**Directions for this task:**
Print every one of the lines below without any change, and omit the pictures from your answer.

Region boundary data
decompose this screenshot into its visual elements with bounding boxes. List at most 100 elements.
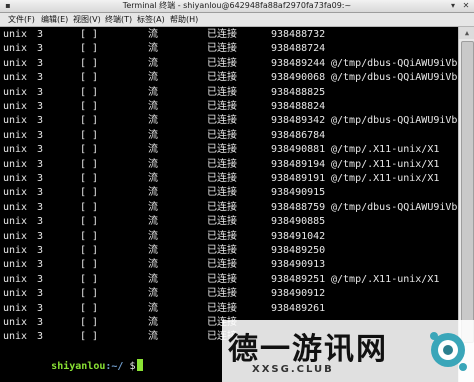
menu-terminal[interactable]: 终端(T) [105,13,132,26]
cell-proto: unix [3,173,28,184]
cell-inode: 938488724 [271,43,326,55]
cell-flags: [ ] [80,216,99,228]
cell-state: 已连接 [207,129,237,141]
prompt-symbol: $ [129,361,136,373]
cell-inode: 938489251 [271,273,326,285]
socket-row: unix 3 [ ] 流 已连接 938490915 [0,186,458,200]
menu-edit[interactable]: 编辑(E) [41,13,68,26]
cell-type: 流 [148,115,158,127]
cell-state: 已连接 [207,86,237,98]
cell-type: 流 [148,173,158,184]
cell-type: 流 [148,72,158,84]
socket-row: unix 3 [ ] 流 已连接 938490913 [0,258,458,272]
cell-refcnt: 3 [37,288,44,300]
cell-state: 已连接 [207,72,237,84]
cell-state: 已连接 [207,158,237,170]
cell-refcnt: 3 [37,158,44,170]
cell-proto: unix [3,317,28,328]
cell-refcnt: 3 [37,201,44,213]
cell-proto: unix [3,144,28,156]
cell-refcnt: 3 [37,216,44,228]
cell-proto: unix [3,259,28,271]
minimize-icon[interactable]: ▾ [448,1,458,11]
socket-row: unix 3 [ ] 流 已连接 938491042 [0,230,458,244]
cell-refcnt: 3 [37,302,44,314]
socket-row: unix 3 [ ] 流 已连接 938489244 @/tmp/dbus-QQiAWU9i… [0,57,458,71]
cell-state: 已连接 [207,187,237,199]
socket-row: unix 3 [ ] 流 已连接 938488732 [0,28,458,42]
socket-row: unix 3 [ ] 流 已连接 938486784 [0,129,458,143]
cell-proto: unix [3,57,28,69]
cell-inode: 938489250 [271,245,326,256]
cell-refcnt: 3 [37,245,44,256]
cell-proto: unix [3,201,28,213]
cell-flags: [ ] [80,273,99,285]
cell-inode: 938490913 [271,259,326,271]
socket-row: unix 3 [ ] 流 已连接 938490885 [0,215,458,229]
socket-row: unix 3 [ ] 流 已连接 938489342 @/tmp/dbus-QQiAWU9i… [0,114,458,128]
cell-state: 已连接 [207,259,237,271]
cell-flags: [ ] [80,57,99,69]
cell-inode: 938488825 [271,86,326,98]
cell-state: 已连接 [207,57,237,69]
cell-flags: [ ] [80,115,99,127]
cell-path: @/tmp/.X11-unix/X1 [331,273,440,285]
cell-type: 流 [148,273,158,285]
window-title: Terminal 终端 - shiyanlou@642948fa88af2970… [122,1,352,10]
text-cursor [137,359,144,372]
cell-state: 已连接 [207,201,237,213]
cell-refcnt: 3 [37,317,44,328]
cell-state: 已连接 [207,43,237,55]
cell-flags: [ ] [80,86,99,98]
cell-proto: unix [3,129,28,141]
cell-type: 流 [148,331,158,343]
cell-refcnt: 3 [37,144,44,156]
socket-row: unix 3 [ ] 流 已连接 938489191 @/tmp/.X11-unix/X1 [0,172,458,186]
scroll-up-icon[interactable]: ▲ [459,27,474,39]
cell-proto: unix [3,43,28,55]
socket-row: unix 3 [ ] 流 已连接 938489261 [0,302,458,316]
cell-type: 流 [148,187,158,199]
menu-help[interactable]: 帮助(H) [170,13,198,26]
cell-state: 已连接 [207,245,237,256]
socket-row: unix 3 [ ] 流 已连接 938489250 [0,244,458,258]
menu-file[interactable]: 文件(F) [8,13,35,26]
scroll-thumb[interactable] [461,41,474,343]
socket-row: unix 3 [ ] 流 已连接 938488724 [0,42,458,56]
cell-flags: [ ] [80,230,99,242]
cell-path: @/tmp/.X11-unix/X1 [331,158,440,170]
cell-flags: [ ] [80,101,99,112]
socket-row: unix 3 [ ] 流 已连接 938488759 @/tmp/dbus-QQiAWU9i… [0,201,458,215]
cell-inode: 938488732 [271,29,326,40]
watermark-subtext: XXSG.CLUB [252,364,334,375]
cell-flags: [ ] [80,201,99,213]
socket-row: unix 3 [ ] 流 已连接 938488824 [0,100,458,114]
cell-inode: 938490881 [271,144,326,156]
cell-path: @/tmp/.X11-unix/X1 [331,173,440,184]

**Correct output:**
decompose this screenshot into its visual elements with bounding boxes. List at most 100 elements.
menu-terminal[interactable]: 终端(T) [105,13,132,26]
cell-proto: unix [3,173,28,184]
cell-inode: 938488724 [271,43,326,55]
cell-flags: [ ] [80,216,99,228]
cell-state: 已连接 [207,129,237,141]
prompt-symbol: $ [129,361,136,373]
cell-inode: 938489251 [271,273,326,285]
socket-row: unix 3 [ ] 流 已连接 938490915 [0,186,458,200]
menu-edit[interactable]: 编辑(E) [41,13,68,26]
cell-type: 流 [148,115,158,127]
cell-state: 已连接 [207,86,237,98]
cell-type: 流 [148,173,158,184]
cell-type: 流 [148,72,158,84]
socket-row: unix 3 [ ] 流 已连接 938490913 [0,258,458,272]
cell-refcnt: 3 [37,288,44,300]
cell-state: 已连接 [207,72,237,84]
cell-state: 已连接 [207,158,237,170]
cell-refcnt: 3 [37,158,44,170]
cell-proto: unix [3,317,28,328]
cell-refcnt: 3 [37,201,44,213]
cell-proto: unix [3,144,28,156]
cell-refcnt: 3 [37,216,44,228]
cell-proto: unix [3,259,28,271]
minimize-icon[interactable]: ▾ [448,1,458,11]
socket-row: unix 3 [ ] 流 已连接 938491042 [0,230,458,244]
cell-refcnt: 3 [37,302,44,314]
socket-row: unix 3 [ ] 流 已连接 938489244 @/tmp/dbus-QQiAWU9i… [0,57,458,71]
cell-state: 已连接 [207,187,237,199]
socket-row: unix 3 [ ] 流 已连接 938488732 [0,28,458,42]
socket-row: unix 3 [ ] 流 已连接 938486784 [0,129,458,143]
cell-proto: unix [3,57,28,69]
cell-inode: 938489250 [271,245,326,256]
cell-refcnt: 3 [37,245,44,256]
cell-proto: unix [3,201,28,213]
cell-flags: [ ] [80,273,99,285]
cell-inode: 938490913 [271,259,326,271]
socket-row: unix 3 [ ] 流 已连接 938490885 [0,215,458,229]
socket-row: unix 3 [ ] 流 已连接 938489342 @/tmp/dbus-QQiAWU9i… [0,114,458,128]
cell-state: 已连接 [207,259,237,271]
cell-flags: [ ] [80,57,99,69]
cell-inode: 938488825 [271,86,326,98]
cell-state: 已连接 [207,57,237,69]
cell-flags: [ ] [80,115,99,127]
cell-path: @/tmp/.X11-unix/X1 [331,273,440,285]
cell-type: 流 [148,273,158,285]
window-title: Terminal 终端 - shiyanlou@642948fa88af2970… [122,1,352,10]
text-cursor [137,359,144,372]
cell-state: 已连接 [207,201,237,213]
cell-refcnt: 3 [37,317,44,328]
cell-state: 已连接 [207,43,237,55]
cell-flags: [ ] [80,86,99,98]
cell-proto: unix [3,129,28,141]
cell-type: 流 [148,331,158,343]
cell-refcnt: 3 [37,144,44,156]
socket-row: unix 3 [ ] 流 已连接 938489191 @/tmp/.X11-unix/X1 [0,172,458,186]
scroll-up-icon[interactable]: ▲ [459,27,474,39]
cell-proto: unix [3,43,28,55]
socket-row: unix 3 [ ] 流 已连接 938489261 [0,302,458,316]
cell-type: 流 [148,187,158,199]
menu-help[interactable]: 帮助(H) [170,13,198,26]
cell-state: 已连接 [207,245,237,256]
socket-row: unix 3 [ ] 流 已连接 938489250 [0,244,458,258]
menu-file[interactable]: 文件(F) [8,13,35,26]
scroll-thumb[interactable] [461,41,474,343]
socket-row: unix 3 [ ] 流 已连接 938488724 [0,42,458,56]
cell-flags: [ ] [80,230,99,242]
cell-path: @/tmp/.X11-unix/X1 [331,158,440,170]
cell-flags: [ ] [80,101,99,112]
socket-row: unix 3 [ ] 流 已连接 938488759 @/tmp/dbus-QQiAWU9i… [0,201,458,215]
cell-inode: 938488732 [271,29,326,40]
watermark-subtext: XXSG.CLUB [252,364,334,375]
cell-flags: [ ] [80,201,99,213]
socket-row: unix 3 [ ] 流 已连接 938488824 [0,100,458,114]
cell-inode: 938490881 [271,144,326,156]
cell-path: @/tmp/.X11-unix/X1 [331,173,440,184]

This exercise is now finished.